# WHAT IS BEING ASKED:
Reproduce the whole listing, character for character.

## begin

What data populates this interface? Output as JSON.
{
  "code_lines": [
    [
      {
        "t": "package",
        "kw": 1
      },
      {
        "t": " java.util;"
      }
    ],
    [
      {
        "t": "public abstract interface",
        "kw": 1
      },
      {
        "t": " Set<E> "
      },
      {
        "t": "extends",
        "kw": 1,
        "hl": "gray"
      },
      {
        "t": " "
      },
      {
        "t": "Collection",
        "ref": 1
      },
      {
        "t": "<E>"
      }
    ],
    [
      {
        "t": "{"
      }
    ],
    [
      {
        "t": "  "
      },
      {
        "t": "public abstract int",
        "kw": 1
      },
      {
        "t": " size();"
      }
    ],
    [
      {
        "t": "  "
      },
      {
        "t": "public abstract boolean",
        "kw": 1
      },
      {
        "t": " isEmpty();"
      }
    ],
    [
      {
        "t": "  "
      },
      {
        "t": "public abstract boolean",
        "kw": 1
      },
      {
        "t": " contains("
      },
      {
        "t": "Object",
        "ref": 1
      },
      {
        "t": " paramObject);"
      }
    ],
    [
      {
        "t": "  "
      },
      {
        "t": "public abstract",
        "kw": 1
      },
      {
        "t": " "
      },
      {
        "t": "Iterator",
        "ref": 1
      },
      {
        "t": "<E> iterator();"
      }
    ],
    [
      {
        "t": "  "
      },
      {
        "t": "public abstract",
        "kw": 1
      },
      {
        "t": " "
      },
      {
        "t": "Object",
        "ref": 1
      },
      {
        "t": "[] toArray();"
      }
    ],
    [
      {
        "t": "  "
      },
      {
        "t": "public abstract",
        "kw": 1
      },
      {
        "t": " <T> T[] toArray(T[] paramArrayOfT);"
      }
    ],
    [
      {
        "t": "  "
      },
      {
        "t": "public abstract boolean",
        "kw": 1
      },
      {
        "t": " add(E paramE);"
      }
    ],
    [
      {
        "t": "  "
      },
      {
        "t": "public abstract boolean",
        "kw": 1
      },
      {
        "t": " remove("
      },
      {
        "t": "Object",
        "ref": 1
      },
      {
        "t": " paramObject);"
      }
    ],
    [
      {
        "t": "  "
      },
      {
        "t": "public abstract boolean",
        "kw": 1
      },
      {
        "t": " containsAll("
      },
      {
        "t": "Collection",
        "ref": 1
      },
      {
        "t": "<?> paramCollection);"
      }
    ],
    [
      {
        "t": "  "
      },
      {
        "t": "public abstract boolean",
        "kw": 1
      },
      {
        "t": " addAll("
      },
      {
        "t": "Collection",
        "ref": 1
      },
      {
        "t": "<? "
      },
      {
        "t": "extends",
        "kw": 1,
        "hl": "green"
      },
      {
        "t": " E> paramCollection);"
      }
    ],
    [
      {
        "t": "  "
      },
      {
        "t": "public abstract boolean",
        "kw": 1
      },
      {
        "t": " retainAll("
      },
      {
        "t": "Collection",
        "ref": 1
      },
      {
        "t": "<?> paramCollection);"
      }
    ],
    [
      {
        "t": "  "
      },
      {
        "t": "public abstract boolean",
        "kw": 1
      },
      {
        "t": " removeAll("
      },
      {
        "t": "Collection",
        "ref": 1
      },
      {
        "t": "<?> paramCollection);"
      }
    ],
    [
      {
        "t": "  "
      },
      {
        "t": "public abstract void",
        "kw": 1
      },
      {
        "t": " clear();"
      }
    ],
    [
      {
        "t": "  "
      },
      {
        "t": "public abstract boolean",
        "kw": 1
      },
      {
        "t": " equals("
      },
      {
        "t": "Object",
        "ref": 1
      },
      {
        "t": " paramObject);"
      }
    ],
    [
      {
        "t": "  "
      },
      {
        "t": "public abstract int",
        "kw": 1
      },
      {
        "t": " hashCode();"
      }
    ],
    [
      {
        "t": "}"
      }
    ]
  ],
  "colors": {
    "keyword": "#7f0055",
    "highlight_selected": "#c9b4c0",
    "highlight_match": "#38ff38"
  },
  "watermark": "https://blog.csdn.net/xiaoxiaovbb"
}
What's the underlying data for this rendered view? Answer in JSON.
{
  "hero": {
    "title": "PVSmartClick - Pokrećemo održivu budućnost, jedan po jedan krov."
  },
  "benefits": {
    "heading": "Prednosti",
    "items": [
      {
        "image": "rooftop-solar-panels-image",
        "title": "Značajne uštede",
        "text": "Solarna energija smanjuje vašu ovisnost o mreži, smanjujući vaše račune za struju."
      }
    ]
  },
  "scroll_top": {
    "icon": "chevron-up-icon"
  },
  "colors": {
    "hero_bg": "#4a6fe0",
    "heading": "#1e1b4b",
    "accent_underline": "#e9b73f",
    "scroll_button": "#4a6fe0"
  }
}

## end

# EXERCISE RESULT:
What data populates this interface? Output as JSON.
{
  "code_lines": [
    [
      {
        "t": "package",
        "kw": 1
      },
      {
        "t": " java.util;"
      }
    ],
    [
      {
        "t": "public abstract interface",
        "kw": 1
      },
      {
        "t": " Set<E> "
      },
      {
        "t": "extends",
        "kw": 1,
        "hl": "gray"
      },
      {
        "t": " "
      },
      {
        "t": "Collection",
        "ref": 1
      },
      {
        "t": "<E>"
      }
    ],
    [
      {
        "t": "{"
      }
    ],
    [
      {
        "t": "  "
      },
      {
        "t": "public abstract int",
        "kw": 1
      },
      {
        "t": " size();"
      }
    ],
    [
      {
        "t": "  "
      },
      {
        "t": "public abstract boolean",
        "kw": 1
      },
      {
        "t": " isEmpty();"
      }
    ],
    [
      {
        "t": "  "
      },
      {
        "t": "public abstract boolean",
        "kw": 1
      },
      {
        "t": " contains("
      },
      {
        "t": "Object",
        "ref": 1
      },
      {
        "t": " paramObject);"
      }
    ],
    [
      {
        "t": "  "
      },
      {
        "t": "public abstract",
        "kw": 1
      },
      {
        "t": " "
      },
      {
        "t": "Iterator",
        "ref": 1
      },
      {
        "t": "<E> iterator();"
      }
    ],
    [
      {
        "t": "  "
      },
      {
        "t": "public abstract",
        "kw": 1
      },
      {
        "t": " "
      },
      {
        "t": "Object",
        "ref": 1
      },
      {
        "t": "[] toArray();"
      }
    ],
    [
      {
        "t": "  "
      },
      {
        "t": "public abstract",
        "kw": 1
      },
      {
        "t": " <T> T[] toArray(T[] paramArrayOfT);"
      }
    ],
    [
      {
        "t": "  "
      },
      {
        "t": "public abstract boolean",
        "kw": 1
      },
      {
        "t": " add(E paramE);"
      }
    ],
    [
      {
        "t": "  "
      },
      {
        "t": "public abstract boolean",
        "kw": 1
      },
      {
        "t": " remove("
      },
      {
        "t": "Object",
        "ref": 1
      },
      {
        "t": " paramObject);"
      }
    ],
    [
      {
        "t": "  "
      },
      {
        "t": "public abstract boolean",
        "kw": 1
      },
      {
        "t": " containsAll("
      },
      {
        "t": "Collection",
        "ref": 1
      },
      {
        "t": "<?> paramCollection);"
      }
    ],
    [
      {
        "t": "  "
      },
      {
        "t": "public abstract boolean",
        "kw": 1
      },
      {
        "t": " addAll("
      },
      {
        "t": "Collection",
        "ref": 1
      },
      {
        "t": "<? "
      },
      {
        "t": "extends",
        "kw": 1,
        "hl": "green"
      },
      {
        "t": " E> paramCollection);"
      }
    ],
    [
      {
        "t": "  "
      },
      {
        "t": "public abstract boolean",
        "kw": 1
      },
      {
        "t": " retainAll("
      },
      {
        "t": "Collection",
        "ref": 1
      },
      {
        "t": "<?> paramCollection);"
      }
    ],
    [
      {
        "t": "  "
      },
      {
        "t": "public abstract boolean",
        "kw": 1
      },
      {
        "t": " removeAll("
      },
      {
        "t": "Collection",
        "ref": 1
      },
      {
        "t": "<?> paramCollection);"
      }
    ],
    [
      {
        "t": "  "
      },
      {
        "t": "public abstract void",
        "kw": 1
      },
      {
        "t": " clear();"
      }
    ],
    [
      {
        "t": "  "
      },
      {
        "t": "public abstract boolean",
        "kw": 1
      },
      {
        "t": " equals("
      },
      {
        "t": "Object",
        "ref": 1
      },
      {
        "t": " paramObject);"
      }
    ],
    [
      {
        "t": "  "
      },
      {
        "t": "public abstract int",
        "kw": 1
      },
      {
        "t": " hashCode();"
      }
    ],
    [
      {
        "t": "}"
      }
    ]
  ],
  "colors": {
    "keyword": "#7f0055",
    "highlight_selected": "#c9b4c0",
    "highlight_match": "#38ff38"
  },
  "watermark": "https://blog.csdn.net/xiaoxiaovbb"
}
What's the underlying data for this rendered view? Answer in JSON.
{
  "hero": {
    "title": "PVSmartClick - Pokrećemo održivu budućnost, jedan po jedan krov."
  },
  "benefits": {
    "heading": "Prednosti",
    "items": [
      {
        "image": "rooftop-solar-panels-image",
        "title": "Značajne uštede",
        "text": "Solarna energija smanjuje vašu ovisnost o mreži, smanjujući vaše račune za struju."
      }
    ]
  },
  "scroll_top": {
    "icon": "chevron-up-icon"
  },
  "colors": {
    "hero_bg": "#4a6fe0",
    "heading": "#1e1b4b",
    "accent_underline": "#e9b73f",
    "scroll_button": "#4a6fe0"
  }
}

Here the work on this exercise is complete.